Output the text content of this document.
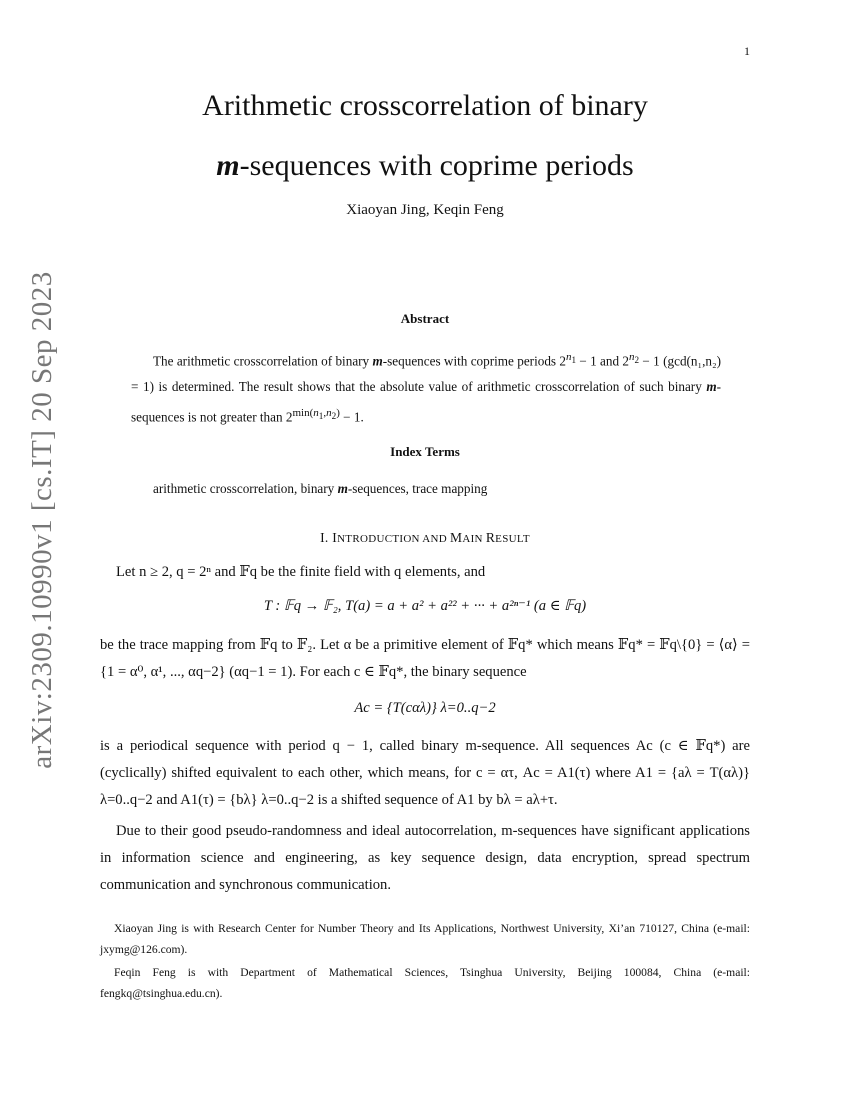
1
arXiv:2309.10990v1 [cs.IT] 20 Sep 2023
Arithmetic crosscorrelation of binary
m-sequences with coprime periods
Xiaoyan Jing, Keqin Feng
Abstract
The arithmetic crosscorrelation of binary m-sequences with coprime periods $2^{n_1} - 1$ and $2^{n_2} - 1$ (gcd(n₁,n₂) = 1) is determined. The result shows that the absolute value of arithmetic crosscorrelation of such binary m-sequences is not greater than $2^{min(n_1,n_2)} - 1$.
Index Terms
arithmetic crosscorrelation, binary m-sequences, trace mapping
I. INTRODUCTION AND MAIN RESULT
Let n ≥ 2, q = 2ⁿ and 𝔽q be the finite field with q elements, and
T : 𝔽q → 𝔽₂, T(a) = a + a² + a²² + ··· + a²ⁿ⁻¹ (a ∈ 𝔽q)
be the trace mapping from 𝔽q to 𝔽₂. Let α be a primitive element of 𝔽q* which means 𝔽q* = 𝔽q\{0} = ⟨α⟩ = {1 = α⁰, α¹, ..., αq−2} (αq−1 = 1). For each c ∈ 𝔽q*, the binary sequence
Ac = {T(cαλ)} λ=0..q−2
is a periodical sequence with period q − 1, called binary m-sequence. All sequences Ac (c ∈ 𝔽q*) are (cyclically) shifted equivalent to each other, which means, for c = ατ, Ac = A1(τ) where A1 = {aλ = T(αλ)} λ=0..q−2 and A1(τ) = {bλ} λ=0..q−2 is a shifted sequence of A1 by bλ = aλ+τ.
Due to their good pseudo-randomness and ideal autocorrelation, m-sequences have significant applications in information science and engineering, as key sequence design, data encryption, spread spectrum communication and synchronous communication.
Xiaoyan Jing is with Research Center for Number Theory and Its Applications, Northwest University, Xi’an 710127, China (e-mail: jxymg@126.com).
Feqin Feng is with Department of Mathematical Sciences, Tsinghua University, Beijing 100084, China (e-mail: fengkq@tsinghua.edu.cn).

• • • • •

- **Task statement**:
Among the records above, find each line holding the string "which" and pull it out.

- **Exercise output**:
be the trace mapping from 𝔽q to 𝔽₂. Let α be a primitive element of 𝔽q* which means 𝔽q* = 𝔽q\{0} = ⟨α⟩ = {1 = α⁰, α¹, ..., αq−2} (αq−1 = 1). For each c ∈ 𝔽q*, the binary sequence
is a periodical sequence with period q − 1, called binary m-sequence. All sequences Ac (c ∈ 𝔽q*) are (cyclically) shifted equivalent to each other, which means, for c = ατ, Ac = A1(τ) where A1 = {aλ = T(αλ)} λ=0..q−2 and A1(τ) = {bλ} λ=0..q−2 is a shifted sequence of A1 by bλ = aλ+τ.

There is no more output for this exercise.